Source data

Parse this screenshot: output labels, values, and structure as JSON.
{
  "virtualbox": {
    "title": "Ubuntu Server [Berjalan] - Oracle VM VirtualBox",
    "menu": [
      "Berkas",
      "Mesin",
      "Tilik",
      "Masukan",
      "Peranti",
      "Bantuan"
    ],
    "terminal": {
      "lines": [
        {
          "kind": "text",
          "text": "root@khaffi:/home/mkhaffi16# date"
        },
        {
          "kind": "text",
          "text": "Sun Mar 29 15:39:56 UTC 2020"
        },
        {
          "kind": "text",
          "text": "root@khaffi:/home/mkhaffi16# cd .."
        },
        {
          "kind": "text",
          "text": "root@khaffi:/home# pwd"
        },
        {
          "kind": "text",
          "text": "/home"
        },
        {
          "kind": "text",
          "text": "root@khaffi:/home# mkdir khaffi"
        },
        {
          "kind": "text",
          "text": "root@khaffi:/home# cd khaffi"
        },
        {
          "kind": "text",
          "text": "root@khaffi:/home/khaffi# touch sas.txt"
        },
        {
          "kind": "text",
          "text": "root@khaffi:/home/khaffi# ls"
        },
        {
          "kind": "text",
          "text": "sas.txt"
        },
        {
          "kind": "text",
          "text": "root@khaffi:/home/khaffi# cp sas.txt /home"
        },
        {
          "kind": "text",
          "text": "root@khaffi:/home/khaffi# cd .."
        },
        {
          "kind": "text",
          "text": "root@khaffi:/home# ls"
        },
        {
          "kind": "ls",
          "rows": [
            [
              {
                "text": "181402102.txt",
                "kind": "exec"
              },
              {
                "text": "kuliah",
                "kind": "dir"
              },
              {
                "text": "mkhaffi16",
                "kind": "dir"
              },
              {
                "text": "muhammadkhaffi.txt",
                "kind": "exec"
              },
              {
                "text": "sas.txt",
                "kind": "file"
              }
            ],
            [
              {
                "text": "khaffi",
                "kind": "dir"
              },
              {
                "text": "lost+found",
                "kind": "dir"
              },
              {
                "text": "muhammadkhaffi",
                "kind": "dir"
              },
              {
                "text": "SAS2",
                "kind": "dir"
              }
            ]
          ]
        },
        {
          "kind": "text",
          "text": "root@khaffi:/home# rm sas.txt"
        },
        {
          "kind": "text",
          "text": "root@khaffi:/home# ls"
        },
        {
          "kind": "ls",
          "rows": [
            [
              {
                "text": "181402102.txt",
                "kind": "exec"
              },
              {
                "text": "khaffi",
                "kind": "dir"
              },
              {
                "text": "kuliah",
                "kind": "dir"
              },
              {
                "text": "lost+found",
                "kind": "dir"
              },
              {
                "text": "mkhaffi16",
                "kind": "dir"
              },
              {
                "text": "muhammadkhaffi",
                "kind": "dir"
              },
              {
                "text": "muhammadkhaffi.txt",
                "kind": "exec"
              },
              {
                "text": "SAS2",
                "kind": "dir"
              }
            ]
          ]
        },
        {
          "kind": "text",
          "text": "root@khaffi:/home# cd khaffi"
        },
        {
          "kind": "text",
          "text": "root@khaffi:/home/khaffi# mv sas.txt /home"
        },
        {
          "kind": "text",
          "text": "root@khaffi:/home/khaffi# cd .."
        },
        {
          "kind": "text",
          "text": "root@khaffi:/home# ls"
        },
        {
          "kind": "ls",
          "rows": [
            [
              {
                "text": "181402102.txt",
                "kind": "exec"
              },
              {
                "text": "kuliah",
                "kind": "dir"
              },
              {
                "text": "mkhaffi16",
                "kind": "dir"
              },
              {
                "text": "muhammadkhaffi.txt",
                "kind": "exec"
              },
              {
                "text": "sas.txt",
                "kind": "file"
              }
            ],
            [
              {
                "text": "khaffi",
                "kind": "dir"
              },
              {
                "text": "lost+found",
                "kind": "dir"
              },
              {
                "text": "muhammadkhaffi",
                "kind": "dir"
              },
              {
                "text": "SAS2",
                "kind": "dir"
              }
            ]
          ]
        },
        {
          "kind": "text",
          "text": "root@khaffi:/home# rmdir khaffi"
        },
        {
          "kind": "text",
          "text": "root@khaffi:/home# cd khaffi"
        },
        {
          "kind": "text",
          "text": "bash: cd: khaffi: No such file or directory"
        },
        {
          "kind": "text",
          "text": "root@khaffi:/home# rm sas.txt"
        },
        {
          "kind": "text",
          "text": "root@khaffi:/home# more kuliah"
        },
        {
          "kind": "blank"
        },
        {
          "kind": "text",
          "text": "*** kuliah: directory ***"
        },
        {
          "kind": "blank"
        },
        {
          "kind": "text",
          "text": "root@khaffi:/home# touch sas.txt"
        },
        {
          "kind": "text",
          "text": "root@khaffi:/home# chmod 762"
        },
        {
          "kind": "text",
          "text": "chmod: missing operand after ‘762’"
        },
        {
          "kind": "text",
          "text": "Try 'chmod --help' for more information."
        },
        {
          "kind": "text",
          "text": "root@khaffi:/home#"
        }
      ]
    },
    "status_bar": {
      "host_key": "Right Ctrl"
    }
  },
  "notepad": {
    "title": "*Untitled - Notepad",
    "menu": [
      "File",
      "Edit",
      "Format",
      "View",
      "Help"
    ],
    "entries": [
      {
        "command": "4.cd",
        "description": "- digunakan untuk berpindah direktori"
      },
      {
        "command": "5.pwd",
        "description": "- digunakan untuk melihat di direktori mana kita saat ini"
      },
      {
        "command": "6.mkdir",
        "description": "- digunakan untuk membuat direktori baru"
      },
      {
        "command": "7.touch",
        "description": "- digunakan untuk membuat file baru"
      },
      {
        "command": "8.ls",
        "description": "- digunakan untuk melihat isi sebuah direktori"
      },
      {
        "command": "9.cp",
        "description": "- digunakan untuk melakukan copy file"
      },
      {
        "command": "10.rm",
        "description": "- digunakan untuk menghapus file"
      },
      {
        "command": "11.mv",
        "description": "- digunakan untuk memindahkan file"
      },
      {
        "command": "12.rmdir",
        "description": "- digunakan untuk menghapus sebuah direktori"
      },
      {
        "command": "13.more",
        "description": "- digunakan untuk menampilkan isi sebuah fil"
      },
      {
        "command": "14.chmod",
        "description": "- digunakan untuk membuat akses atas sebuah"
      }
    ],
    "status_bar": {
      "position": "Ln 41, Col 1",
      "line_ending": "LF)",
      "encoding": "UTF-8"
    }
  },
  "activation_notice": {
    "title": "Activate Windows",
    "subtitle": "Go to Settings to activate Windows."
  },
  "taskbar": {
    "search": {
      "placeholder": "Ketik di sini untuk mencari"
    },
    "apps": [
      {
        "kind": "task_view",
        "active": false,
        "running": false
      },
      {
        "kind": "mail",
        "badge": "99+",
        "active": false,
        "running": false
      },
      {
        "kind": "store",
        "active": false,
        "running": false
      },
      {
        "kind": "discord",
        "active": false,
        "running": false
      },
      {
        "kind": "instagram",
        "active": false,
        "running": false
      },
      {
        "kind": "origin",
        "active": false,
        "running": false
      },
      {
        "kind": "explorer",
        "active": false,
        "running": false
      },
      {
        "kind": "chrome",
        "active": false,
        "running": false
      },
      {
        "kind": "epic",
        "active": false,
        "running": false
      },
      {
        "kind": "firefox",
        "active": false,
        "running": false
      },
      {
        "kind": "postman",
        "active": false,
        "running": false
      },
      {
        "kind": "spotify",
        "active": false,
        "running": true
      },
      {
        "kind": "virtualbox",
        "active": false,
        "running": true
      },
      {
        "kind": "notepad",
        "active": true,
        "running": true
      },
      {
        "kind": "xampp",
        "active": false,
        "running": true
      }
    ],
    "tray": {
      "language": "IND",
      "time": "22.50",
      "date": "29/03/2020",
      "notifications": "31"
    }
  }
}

▶ _TASK DETAILS_:
Write out the full set of records exactly as given.

▶ _CORRECT RESULT_:
Parse this screenshot: output labels, values, and structure as JSON.
{
  "virtualbox": {
    "title": "Ubuntu Server [Berjalan] - Oracle VM VirtualBox",
    "menu": [
      "Berkas",
      "Mesin",
      "Tilik",
      "Masukan",
      "Peranti",
      "Bantuan"
    ],
    "terminal": {
      "lines": [
        {
          "kind": "text",
          "text": "root@khaffi:/home/mkhaffi16# date"
        },
        {
          "kind": "text",
          "text": "Sun Mar 29 15:39:56 UTC 2020"
        },
        {
          "kind": "text",
          "text": "root@khaffi:/home/mkhaffi16# cd .."
        },
        {
          "kind": "text",
          "text": "root@khaffi:/home# pwd"
        },
        {
          "kind": "text",
          "text": "/home"
        },
        {
          "kind": "text",
          "text": "root@khaffi:/home# mkdir khaffi"
        },
        {
          "kind": "text",
          "text": "root@khaffi:/home# cd khaffi"
        },
        {
          "kind": "text",
          "text": "root@khaffi:/home/khaffi# touch sas.txt"
        },
        {
          "kind": "text",
          "text": "root@khaffi:/home/khaffi# ls"
        },
        {
          "kind": "text",
          "text": "sas.txt"
        },
        {
          "kind": "text",
          "text": "root@khaffi:/home/khaffi# cp sas.txt /home"
        },
        {
          "kind": "text",
          "text": "root@khaffi:/home/khaffi# cd .."
        },
        {
          "kind": "text",
          "text": "root@khaffi:/home# ls"
        },
        {
          "kind": "ls",
          "rows": [
            [
              {
                "text": "181402102.txt",
                "kind": "exec"
              },
              {
                "text": "kuliah",
                "kind": "dir"
              },
              {
                "text": "mkhaffi16",
                "kind": "dir"
              },
              {
                "text": "muhammadkhaffi.txt",
                "kind": "exec"
              },
              {
                "text": "sas.txt",
                "kind": "file"
              }
            ],
            [
              {
                "text": "khaffi",
                "kind": "dir"
              },
              {
                "text": "lost+found",
                "kind": "dir"
              },
              {
                "text": "muhammadkhaffi",
                "kind": "dir"
              },
              {
                "text": "SAS2",
                "kind": "dir"
              }
            ]
          ]
        },
        {
          "kind": "text",
          "text": "root@khaffi:/home# rm sas.txt"
        },
        {
          "kind": "text",
          "text": "root@khaffi:/home# ls"
        },
        {
          "kind": "ls",
          "rows": [
            [
              {
                "text": "181402102.txt",
                "kind": "exec"
              },
              {
                "text": "khaffi",
                "kind": "dir"
              },
              {
                "text": "kuliah",
                "kind": "dir"
              },
              {
                "text": "lost+found",
                "kind": "dir"
              },
              {
                "text": "mkhaffi16",
                "kind": "dir"
              },
              {
                "text": "muhammadkhaffi",
                "kind": "dir"
              },
              {
                "text": "muhammadkhaffi.txt",
                "kind": "exec"
              },
              {
                "text": "SAS2",
                "kind": "dir"
              }
            ]
          ]
        },
        {
          "kind": "text",
          "text": "root@khaffi:/home# cd khaffi"
        },
        {
          "kind": "text",
          "text": "root@khaffi:/home/khaffi# mv sas.txt /home"
        },
        {
          "kind": "text",
          "text": "root@khaffi:/home/khaffi# cd .."
        },
        {
          "kind": "text",
          "text": "root@khaffi:/home# ls"
        },
        {
          "kind": "ls",
          "rows": [
            [
              {
                "text": "181402102.txt",
                "kind": "exec"
              },
              {
                "text": "kuliah",
                "kind": "dir"
              },
              {
                "text": "mkhaffi16",
                "kind": "dir"
              },
              {
                "text": "muhammadkhaffi.txt",
                "kind": "exec"
              },
              {
                "text": "sas.txt",
                "kind": "file"
              }
            ],
            [
              {
                "text": "khaffi",
                "kind": "dir"
              },
              {
                "text": "lost+found",
                "kind": "dir"
              },
              {
                "text": "muhammadkhaffi",
                "kind": "dir"
              },
              {
                "text": "SAS2",
                "kind": "dir"
              }
            ]
          ]
        },
        {
          "kind": "text",
          "text": "root@khaffi:/home# rmdir khaffi"
        },
        {
          "kind": "text",
          "text": "root@khaffi:/home# cd khaffi"
        },
        {
          "kind": "text",
          "text": "bash: cd: khaffi: No such file or directory"
        },
        {
          "kind": "text",
          "text": "root@khaffi:/home# rm sas.txt"
        },
        {
          "kind": "text",
          "text": "root@khaffi:/home# more kuliah"
        },
        {
          "kind": "blank"
        },
        {
          "kind": "text",
          "text": "*** kuliah: directory ***"
        },
        {
          "kind": "blank"
        },
        {
          "kind": "text",
          "text": "root@khaffi:/home# touch sas.txt"
        },
        {
          "kind": "text",
          "text": "root@khaffi:/home# chmod 762"
        },
        {
          "kind": "text",
          "text": "chmod: missing operand after ‘762’"
        },
        {
          "kind": "text",
          "text": "Try 'chmod --help' for more information."
        },
        {
          "kind": "text",
          "text": "root@khaffi:/home#"
        }
      ]
    },
    "status_bar": {
      "host_key": "Right Ctrl"
    }
  },
  "notepad": {
    "title": "*Untitled - Notepad",
    "menu": [
      "File",
      "Edit",
      "Format",
      "View",
      "Help"
    ],
    "entries": [
      {
        "command": "4.cd",
        "description": "- digunakan untuk berpindah direktori"
      },
      {
        "command": "5.pwd",
        "description": "- digunakan untuk melihat di direktori mana kita saat ini"
      },
      {
        "command": "6.mkdir",
        "description": "- digunakan untuk membuat direktori baru"
      },
      {
        "command": "7.touch",
        "description": "- digunakan untuk membuat file baru"
      },
      {
        "command": "8.ls",
        "description": "- digunakan untuk melihat isi sebuah direktori"
      },
      {
        "command": "9.cp",
        "description": "- digunakan untuk melakukan copy file"
      },
      {
        "command": "10.rm",
        "description": "- digunakan untuk menghapus file"
      },
      {
        "command": "11.mv",
        "description": "- digunakan untuk memindahkan file"
      },
      {
        "command": "12.rmdir",
        "description": "- digunakan untuk menghapus sebuah direktori"
      },
      {
        "command": "13.more",
        "description": "- digunakan untuk menampilkan isi sebuah fil"
      },
      {
        "command": "14.chmod",
        "description": "- digunakan untuk membuat akses atas sebuah"
      }
    ],
    "status_bar": {
      "position": "Ln 41, Col 1",
      "line_ending": "LF)",
      "encoding": "UTF-8"
    }
  },
  "activation_notice": {
    "title": "Activate Windows",
    "subtitle": "Go to Settings to activate Windows."
  },
  "taskbar": {
    "search": {
      "placeholder": "Ketik di sini untuk mencari"
    },
    "apps": [
      {
        "kind": "task_view",
        "active": false,
        "running": false
      },
      {
        "kind": "mail",
        "badge": "99+",
        "active": false,
        "running": false
      },
      {
        "kind": "store",
        "active": false,
        "running": false
      },
      {
        "kind": "discord",
        "active": false,
        "running": false
      },
      {
        "kind": "instagram",
        "active": false,
        "running": false
      },
      {
        "kind": "origin",
        "active": false,
        "running": false
      },
      {
        "kind": "explorer",
        "active": false,
        "running": false
      },
      {
        "kind": "chrome",
        "active": false,
        "running": false
      },
      {
        "kind": "epic",
        "active": false,
        "running": false
      },
      {
        "kind": "firefox",
        "active": false,
        "running": false
      },
      {
        "kind": "postman",
        "active": false,
        "running": false
      },
      {
        "kind": "spotify",
        "active": false,
        "running": true
      },
      {
        "kind": "virtualbox",
        "active": false,
        "running": true
      },
      {
        "kind": "notepad",
        "active": true,
        "running": true
      },
      {
        "kind": "xampp",
        "active": false,
        "running": true
      }
    ],
    "tray": {
      "language": "IND",
      "time": "22.50",
      "date": "29/03/2020",
      "notifications": "31"
    }
  }
}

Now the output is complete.